§ **Task requirements**:
Sift the material for lines containing "summary", and return them.

----

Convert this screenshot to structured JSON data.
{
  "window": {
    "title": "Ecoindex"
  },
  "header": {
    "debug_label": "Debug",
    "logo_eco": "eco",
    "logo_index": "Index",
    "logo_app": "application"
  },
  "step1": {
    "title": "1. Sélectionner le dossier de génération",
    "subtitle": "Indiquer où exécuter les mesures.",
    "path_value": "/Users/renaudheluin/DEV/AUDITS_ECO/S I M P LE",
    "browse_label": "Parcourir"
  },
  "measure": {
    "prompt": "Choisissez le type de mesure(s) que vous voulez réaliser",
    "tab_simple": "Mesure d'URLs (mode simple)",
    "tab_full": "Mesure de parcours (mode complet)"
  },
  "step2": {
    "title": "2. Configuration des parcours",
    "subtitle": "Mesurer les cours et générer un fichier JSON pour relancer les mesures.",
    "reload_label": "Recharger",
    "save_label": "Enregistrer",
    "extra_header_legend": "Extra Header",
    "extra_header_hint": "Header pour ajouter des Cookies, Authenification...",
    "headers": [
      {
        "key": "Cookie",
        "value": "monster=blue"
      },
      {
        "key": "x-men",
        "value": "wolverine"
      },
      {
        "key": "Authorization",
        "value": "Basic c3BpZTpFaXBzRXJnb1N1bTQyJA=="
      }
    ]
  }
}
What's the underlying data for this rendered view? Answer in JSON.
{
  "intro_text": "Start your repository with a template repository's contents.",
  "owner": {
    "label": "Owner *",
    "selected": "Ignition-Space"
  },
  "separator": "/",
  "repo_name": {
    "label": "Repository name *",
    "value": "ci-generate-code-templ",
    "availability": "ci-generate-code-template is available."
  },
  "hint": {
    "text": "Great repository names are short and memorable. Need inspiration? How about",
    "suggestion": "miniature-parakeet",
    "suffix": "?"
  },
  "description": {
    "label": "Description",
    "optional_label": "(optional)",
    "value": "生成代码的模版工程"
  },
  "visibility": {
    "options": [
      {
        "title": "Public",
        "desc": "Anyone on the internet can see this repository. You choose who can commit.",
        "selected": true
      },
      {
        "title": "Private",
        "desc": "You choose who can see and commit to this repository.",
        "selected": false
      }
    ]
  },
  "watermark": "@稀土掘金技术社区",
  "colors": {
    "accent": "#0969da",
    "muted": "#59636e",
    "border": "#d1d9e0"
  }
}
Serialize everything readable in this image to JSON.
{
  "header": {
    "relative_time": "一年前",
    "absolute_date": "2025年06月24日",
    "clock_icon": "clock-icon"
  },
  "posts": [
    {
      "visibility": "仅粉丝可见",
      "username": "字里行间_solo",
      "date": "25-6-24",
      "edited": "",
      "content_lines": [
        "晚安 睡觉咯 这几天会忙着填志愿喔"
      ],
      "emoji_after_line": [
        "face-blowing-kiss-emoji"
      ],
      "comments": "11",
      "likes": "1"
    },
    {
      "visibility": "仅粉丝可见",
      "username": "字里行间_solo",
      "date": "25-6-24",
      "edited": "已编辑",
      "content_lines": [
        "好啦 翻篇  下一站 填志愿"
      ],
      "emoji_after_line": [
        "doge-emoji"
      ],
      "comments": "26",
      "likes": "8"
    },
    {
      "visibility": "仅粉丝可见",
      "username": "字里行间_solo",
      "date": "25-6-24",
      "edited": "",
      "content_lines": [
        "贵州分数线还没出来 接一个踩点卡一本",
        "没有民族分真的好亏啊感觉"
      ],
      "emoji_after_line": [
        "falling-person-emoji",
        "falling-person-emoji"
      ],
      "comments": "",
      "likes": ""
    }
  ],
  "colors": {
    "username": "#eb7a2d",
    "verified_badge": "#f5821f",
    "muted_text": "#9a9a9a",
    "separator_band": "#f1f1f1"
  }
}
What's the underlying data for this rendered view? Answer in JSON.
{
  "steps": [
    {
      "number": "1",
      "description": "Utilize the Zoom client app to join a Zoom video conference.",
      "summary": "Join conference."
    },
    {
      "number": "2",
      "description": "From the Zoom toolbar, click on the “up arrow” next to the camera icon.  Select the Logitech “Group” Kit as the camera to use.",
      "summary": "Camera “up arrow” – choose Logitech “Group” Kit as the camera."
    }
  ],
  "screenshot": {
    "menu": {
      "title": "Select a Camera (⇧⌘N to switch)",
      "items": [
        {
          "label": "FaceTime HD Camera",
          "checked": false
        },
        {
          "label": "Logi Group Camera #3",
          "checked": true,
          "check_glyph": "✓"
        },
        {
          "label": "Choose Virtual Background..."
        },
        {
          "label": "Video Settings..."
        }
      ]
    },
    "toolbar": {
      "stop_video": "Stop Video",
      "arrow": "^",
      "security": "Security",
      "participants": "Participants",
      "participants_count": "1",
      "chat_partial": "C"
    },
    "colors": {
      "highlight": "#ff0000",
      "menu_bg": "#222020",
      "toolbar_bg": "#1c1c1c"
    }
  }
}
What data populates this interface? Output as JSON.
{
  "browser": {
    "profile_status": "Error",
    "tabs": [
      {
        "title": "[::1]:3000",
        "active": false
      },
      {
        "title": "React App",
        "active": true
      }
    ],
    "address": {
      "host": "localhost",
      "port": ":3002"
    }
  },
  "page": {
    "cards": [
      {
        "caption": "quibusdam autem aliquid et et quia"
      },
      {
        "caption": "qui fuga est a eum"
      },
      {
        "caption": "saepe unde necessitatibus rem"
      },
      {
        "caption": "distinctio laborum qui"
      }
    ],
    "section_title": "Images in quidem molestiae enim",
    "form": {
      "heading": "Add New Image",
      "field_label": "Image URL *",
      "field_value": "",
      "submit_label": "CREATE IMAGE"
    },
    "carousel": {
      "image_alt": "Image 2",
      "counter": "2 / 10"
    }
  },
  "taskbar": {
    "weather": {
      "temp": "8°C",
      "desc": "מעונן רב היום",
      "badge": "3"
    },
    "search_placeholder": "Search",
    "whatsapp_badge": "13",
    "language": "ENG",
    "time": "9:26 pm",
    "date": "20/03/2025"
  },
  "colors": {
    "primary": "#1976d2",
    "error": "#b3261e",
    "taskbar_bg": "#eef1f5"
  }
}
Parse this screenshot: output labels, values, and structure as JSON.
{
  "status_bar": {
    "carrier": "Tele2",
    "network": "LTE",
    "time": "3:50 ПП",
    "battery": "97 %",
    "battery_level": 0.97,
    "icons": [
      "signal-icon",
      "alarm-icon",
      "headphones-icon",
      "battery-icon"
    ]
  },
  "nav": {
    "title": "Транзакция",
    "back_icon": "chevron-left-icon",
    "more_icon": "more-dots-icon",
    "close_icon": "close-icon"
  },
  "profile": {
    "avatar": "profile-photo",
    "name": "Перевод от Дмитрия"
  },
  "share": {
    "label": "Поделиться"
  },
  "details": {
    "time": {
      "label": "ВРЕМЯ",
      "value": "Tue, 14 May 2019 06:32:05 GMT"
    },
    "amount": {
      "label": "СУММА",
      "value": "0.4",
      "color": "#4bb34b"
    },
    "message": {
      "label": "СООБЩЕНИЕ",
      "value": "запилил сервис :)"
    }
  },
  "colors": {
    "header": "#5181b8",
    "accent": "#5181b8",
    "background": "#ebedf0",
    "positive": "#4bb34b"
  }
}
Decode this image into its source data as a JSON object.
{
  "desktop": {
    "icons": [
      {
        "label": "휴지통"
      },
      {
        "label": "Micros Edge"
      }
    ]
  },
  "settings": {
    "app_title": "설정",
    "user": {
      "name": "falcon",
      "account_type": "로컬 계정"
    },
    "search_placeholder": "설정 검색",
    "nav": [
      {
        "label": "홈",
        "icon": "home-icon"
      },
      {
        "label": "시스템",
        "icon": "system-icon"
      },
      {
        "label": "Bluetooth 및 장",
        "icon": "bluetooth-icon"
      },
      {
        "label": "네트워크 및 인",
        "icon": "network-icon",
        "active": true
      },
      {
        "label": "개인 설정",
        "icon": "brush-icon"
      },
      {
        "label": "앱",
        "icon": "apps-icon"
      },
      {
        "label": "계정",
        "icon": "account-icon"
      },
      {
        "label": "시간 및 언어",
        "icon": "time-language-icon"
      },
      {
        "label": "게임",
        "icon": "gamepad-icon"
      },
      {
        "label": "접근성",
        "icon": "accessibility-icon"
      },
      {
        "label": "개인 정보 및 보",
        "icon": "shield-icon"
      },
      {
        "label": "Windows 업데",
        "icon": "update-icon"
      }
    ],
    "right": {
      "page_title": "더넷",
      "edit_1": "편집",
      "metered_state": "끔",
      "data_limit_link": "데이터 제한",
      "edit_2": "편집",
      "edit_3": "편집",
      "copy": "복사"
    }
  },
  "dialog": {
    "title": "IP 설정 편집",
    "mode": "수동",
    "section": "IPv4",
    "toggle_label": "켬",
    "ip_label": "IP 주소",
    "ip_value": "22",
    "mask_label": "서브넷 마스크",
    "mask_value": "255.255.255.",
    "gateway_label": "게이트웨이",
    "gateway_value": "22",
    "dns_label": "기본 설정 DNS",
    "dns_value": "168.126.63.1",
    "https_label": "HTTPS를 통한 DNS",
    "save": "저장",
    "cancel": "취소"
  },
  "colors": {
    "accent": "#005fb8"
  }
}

----

§ **Written solution**:
      "summary": "Join conference."
      "summary": "Camera “up arrow” – choose Logitech “Group” Kit as the camera."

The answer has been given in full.